> [BRIEF]: Could you transcribe every record below exactly as written, leaving out any pictures?

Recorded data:
_ _ _ _
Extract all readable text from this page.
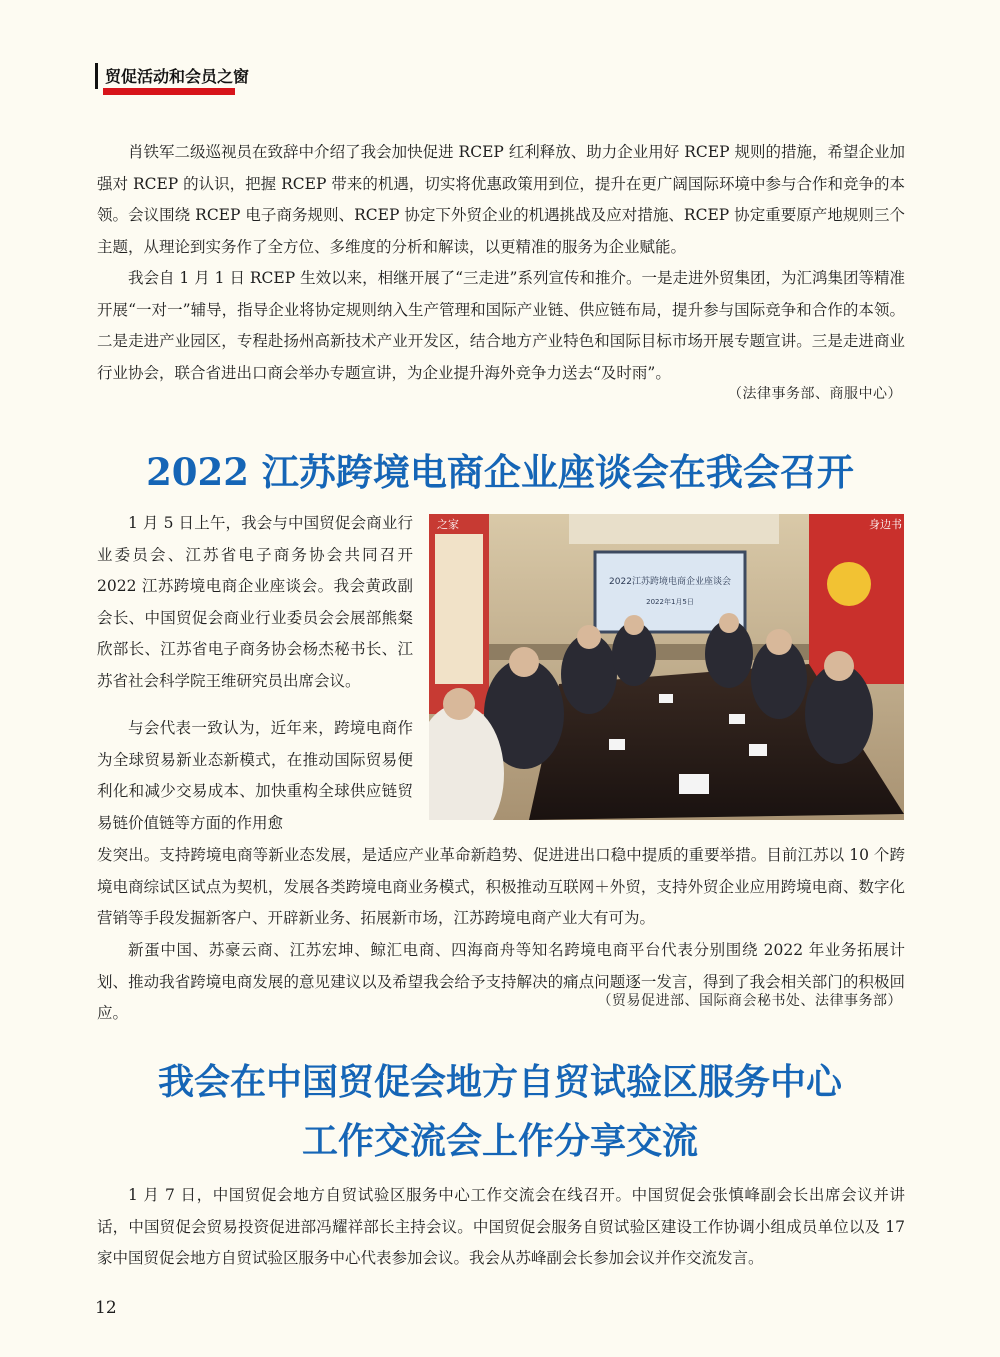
贸促活动和会员之窗

肖铁军二级巡视员在致辞中介绍了我会加快促进 RCEP 红利释放、助力企业用好 RCEP 规则的措施，希望企业加强对 RCEP 的认识，把握 RCEP 带来的机遇，切实将优惠政策用到位，提升在更广阔国际环境中参与合作和竞争的本领。会议围绕 RCEP 电子商务规则、RCEP 协定下外贸企业的机遇挑战及应对措施、RCEP 协定重要原产地规则三个主题，从理论到实务作了全方位、多维度的分析和解读，以更精准的服务为企业赋能。

我会自 1 月 1 日 RCEP 生效以来，相继开展了“三走进”系列宣传和推介。一是走进外贸集团，为汇鸿集团等精准开展“一对一”辅导，指导企业将协定规则纳入生产管理和国际产业链、供应链布局，提升参与国际竞争和合作的本领。二是走进产业园区，专程赴扬州高新技术产业开发区，结合地方产业特色和国际目标市场开展专题宣讲。三是走进商业行业协会，联合省进出口商会举办专题宣讲，为企业提升海外竞争力送去“及时雨”。

（法律事务部、商服中心）
2022 江苏跨境电商企业座谈会在我会召开

1 月 5 日上午，我会与中国贸促会商业行业委员会、江苏省电子商务协会共同召开 2022 江苏跨境电商企业座谈会。我会黄政副会长、中国贸促会商业行业委员会会展部熊粲欣部长、江苏省电子商务协会杨杰秘书长、江苏省社会科学院王维研究员出席会议。

与会代表一致认为，近年来，跨境电商作为全球贸易新业态新模式，在推动国际贸易便利化和减少交易成本、加快重构全球供应链贸易链价值链等方面的作用愈

2022江苏跨境电商企业座谈会
2022年1月5日
之家	身边书

发突出。支持跨境电商等新业态发展，是适应产业革命新趋势、促进进出口稳中提质的重要举措。目前江苏以 10 个跨境电商综试区试点为契机，发展各类跨境电商业务模式，积极推动互联网＋外贸，支持外贸企业应用跨境电商、数字化营销等手段发掘新客户、开辟新业务、拓展新市场，江苏跨境电商产业大有可为。

新蛋中国、苏豪云商、江苏宏坤、鲸汇电商、四海商舟等知名跨境电商平台代表分别围绕 2022 年业务拓展计划、推动我省跨境电商发展的意见建议以及希望我会给予支持解决的痛点问题逐一发言，得到了我会相关部门的积极回应。

（贸易促进部、国际商会秘书处、法律事务部）
我会在中国贸促会地方自贸试验区服务中心
工作交流会上作分享交流

1 月 7 日，中国贸促会地方自贸试验区服务中心工作交流会在线召开。中国贸促会张慎峰副会长出席会议并讲话，中国贸促会贸易投资促进部冯耀祥部长主持会议。中国贸促会服务自贸试验区建设工作协调小组成员单位以及 17 家中国贸促会地方自贸试验区服务中心代表参加会议。我会从苏峰副会长参加会议并作交流发言。

12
_ _ _ _
> [SOLUTION TO THIS EXERCISE]:
Extract all readable text from this page.
贸促活动和会员之窗

肖铁军二级巡视员在致辞中介绍了我会加快促进 RCEP 红利释放、助力企业用好 RCEP 规则的措施，希望企业加强对 RCEP 的认识，把握 RCEP 带来的机遇，切实将优惠政策用到位，提升在更广阔国际环境中参与合作和竞争的本领。会议围绕 RCEP 电子商务规则、RCEP 协定下外贸企业的机遇挑战及应对措施、RCEP 协定重要原产地规则三个主题，从理论到实务作了全方位、多维度的分析和解读，以更精准的服务为企业赋能。

我会自 1 月 1 日 RCEP 生效以来，相继开展了“三走进”系列宣传和推介。一是走进外贸集团，为汇鸿集团等精准开展“一对一”辅导，指导企业将协定规则纳入生产管理和国际产业链、供应链布局，提升参与国际竞争和合作的本领。二是走进产业园区，专程赴扬州高新技术产业开发区，结合地方产业特色和国际目标市场开展专题宣讲。三是走进商业行业协会，联合省进出口商会举办专题宣讲，为企业提升海外竞争力送去“及时雨”。

（法律事务部、商服中心）
2022 江苏跨境电商企业座谈会在我会召开

1 月 5 日上午，我会与中国贸促会商业行业委员会、江苏省电子商务协会共同召开 2022 江苏跨境电商企业座谈会。我会黄政副会长、中国贸促会商业行业委员会会展部熊粲欣部长、江苏省电子商务协会杨杰秘书长、江苏省社会科学院王维研究员出席会议。

与会代表一致认为，近年来，跨境电商作为全球贸易新业态新模式，在推动国际贸易便利化和减少交易成本、加快重构全球供应链贸易链价值链等方面的作用愈

2022江苏跨境电商企业座谈会
2022年1月5日
之家	身边书

发突出。支持跨境电商等新业态发展，是适应产业革命新趋势、促进进出口稳中提质的重要举措。目前江苏以 10 个跨境电商综试区试点为契机，发展各类跨境电商业务模式，积极推动互联网＋外贸，支持外贸企业应用跨境电商、数字化营销等手段发掘新客户、开辟新业务、拓展新市场，江苏跨境电商产业大有可为。

新蛋中国、苏豪云商、江苏宏坤、鲸汇电商、四海商舟等知名跨境电商平台代表分别围绕 2022 年业务拓展计划、推动我省跨境电商发展的意见建议以及希望我会给予支持解决的痛点问题逐一发言，得到了我会相关部门的积极回应。

（贸易促进部、国际商会秘书处、法律事务部）
我会在中国贸促会地方自贸试验区服务中心
工作交流会上作分享交流

1 月 7 日，中国贸促会地方自贸试验区服务中心工作交流会在线召开。中国贸促会张慎峰副会长出席会议并讲话，中国贸促会贸易投资促进部冯耀祥部长主持会议。中国贸促会服务自贸试验区建设工作协调小组成员单位以及 17 家中国贸促会地方自贸试验区服务中心代表参加会议。我会从苏峰副会长参加会议并作交流发言。

12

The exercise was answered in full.